> _In cosa consiste_:
Trascrivi fedelmente, dalla sentenza della Cassazione riportata qui sotto, il tratto che si apre con le parole "04/02/2010 dal Consigliere" e si chiude con "Procuratore Generale Dott.".

Sentenza Sentenza Cassazione Civile n. 9459 del 21/04/2010

Cassazione civile sez. lav., 21/04/2010, (ud. 04/02/2010, dep. 21/04/2010), n.9459

LA CORTE SUPREMA DI CASSAZIONE

SEZIONE LAVORO

Composta dagli Ill.mi Sigg.ri Magistrati:

Dott. SCIARELLI Guglielmo – Presidente –

Dott. LAMORGESE Antonio – rel. Consigliere –

Dott. IANNIELLO Antonio – Consigliere –

Dott. NOBILE Vittorio – Consigliere –

Dott. MAMMONE Giovanni – Consigliere –

ha pronunciato la seguente:

sentenza

sul ricorso 23804-2007 proposto da:

POSTE ITALIANE S.P.A., in persona del legale rappresentante pro

tempore, elettivamente domiciliata in ROMA, VIALE MAZZINI 134, presso

lo studio dell’avvocato FIORILLO LUIGI, rappresentata e difesa

dall’avvocato PANNONE OTTAVIO, giusta delega a margine del ricorso;

– ricorrente –

contro

G.V., I.R., GI.LA., F.

I., D.P.A.;

– intimati –

e sul ricorso 25745-2007 proposto da:

G.V., I.R., GI.LA., F.

I., D.P.A.M., tutti elettivamente domiciliati in

ROMA, VIA RENO 21, presso lo studio dell’avvocato RIZZO ROBERTO, che

li rappresenta e difende giusta delega a margine del controricorso e

ricorso incidentale;

– controricorrenti e ricorrenti incidentali –

contro

POSTE ITALIANE S.P.A.;

– intimata –

avverso la sentenza n. 4 98 9/2 006 della CORTE D’APPELLO di ROMA,

depositata il 21/09/2006 R.G.N. 5689/02;

udita la relazione della causa svolta nella pubblica udienza del

04/02/2010 dal Consigliere Dott. ANTONIO LAMORGESE;

udito l’Avvocato PIORILLO LUIGI;

udito l’Avvocato RIZZO ROBERTO;

udito il P.M. in persona del Sostituto Procuratore Generale Dott.

MATERA Marcello che ha concluso per inammissibilità del ricorso di

G., GI. e F., rigetto nei confronti degli

altri.

> _Voci estratte_:
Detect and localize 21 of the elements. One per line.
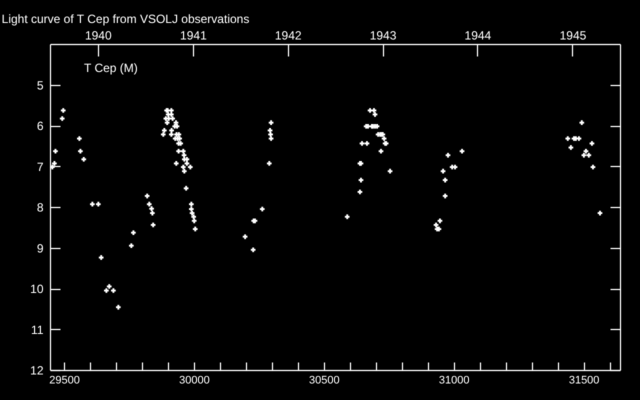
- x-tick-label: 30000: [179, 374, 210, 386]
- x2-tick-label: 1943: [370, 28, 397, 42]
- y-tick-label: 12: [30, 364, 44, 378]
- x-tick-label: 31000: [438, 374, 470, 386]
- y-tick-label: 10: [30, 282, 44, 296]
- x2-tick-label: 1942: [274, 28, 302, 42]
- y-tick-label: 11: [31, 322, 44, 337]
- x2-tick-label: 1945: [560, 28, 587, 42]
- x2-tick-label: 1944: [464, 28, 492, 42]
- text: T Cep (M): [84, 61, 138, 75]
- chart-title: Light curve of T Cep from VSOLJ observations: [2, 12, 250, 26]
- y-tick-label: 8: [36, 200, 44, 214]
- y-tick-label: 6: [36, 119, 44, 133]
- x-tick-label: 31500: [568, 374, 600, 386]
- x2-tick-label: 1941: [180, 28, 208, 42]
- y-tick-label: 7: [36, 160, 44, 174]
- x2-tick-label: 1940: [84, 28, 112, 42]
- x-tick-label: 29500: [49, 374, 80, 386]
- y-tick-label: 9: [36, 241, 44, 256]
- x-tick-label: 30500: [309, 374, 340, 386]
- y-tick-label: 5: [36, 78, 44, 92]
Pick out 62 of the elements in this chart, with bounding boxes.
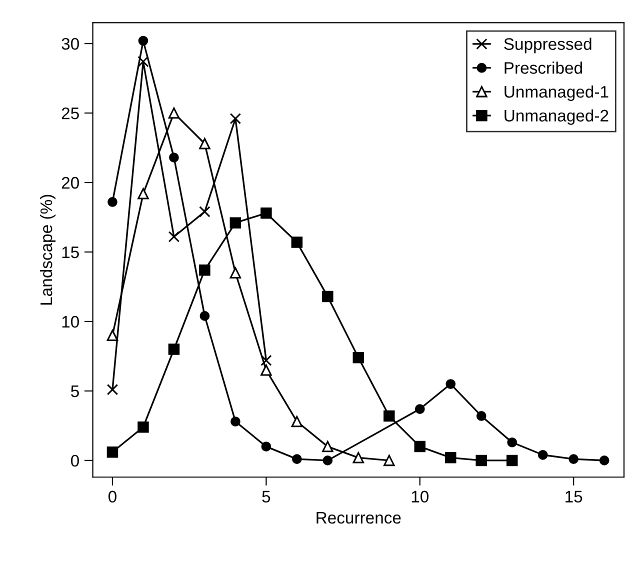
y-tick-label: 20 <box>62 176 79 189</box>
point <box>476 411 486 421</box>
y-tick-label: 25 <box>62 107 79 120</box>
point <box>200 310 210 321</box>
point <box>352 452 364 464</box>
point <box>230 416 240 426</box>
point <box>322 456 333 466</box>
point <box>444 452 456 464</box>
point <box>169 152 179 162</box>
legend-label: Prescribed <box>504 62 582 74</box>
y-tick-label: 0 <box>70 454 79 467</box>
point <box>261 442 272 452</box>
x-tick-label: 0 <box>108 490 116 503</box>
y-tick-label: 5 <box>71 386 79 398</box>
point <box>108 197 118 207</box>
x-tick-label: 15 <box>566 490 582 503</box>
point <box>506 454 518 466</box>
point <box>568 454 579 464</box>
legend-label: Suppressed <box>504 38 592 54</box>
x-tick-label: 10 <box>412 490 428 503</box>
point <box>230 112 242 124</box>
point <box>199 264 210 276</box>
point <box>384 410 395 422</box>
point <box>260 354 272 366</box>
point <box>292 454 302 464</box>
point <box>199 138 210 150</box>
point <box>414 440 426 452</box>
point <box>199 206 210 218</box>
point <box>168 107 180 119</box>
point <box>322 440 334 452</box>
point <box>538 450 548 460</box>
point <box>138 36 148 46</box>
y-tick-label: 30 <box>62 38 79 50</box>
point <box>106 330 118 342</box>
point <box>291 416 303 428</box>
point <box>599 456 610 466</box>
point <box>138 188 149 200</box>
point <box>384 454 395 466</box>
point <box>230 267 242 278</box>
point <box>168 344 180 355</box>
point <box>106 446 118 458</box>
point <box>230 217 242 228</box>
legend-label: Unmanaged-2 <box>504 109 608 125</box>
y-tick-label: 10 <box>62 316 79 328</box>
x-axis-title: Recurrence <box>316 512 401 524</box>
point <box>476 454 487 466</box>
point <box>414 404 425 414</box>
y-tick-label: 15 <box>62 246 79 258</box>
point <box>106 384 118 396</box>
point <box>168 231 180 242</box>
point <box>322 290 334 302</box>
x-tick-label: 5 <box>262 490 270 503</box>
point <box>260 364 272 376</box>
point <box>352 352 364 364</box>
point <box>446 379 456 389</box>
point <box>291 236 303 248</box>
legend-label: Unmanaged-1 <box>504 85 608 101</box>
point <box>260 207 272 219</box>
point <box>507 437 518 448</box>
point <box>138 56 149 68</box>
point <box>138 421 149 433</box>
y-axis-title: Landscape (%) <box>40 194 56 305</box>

> _Risposta al problema_:
04/02/2010 dal Consigliere Dott. ANTONIO LAMORGESE;

udito l’Avvocato PIORILLO LUIGI;

udito l’Avvocato RIZZO ROBERTO;

udito il P.M. in persona del Sostituto Procuratore Generale Dott.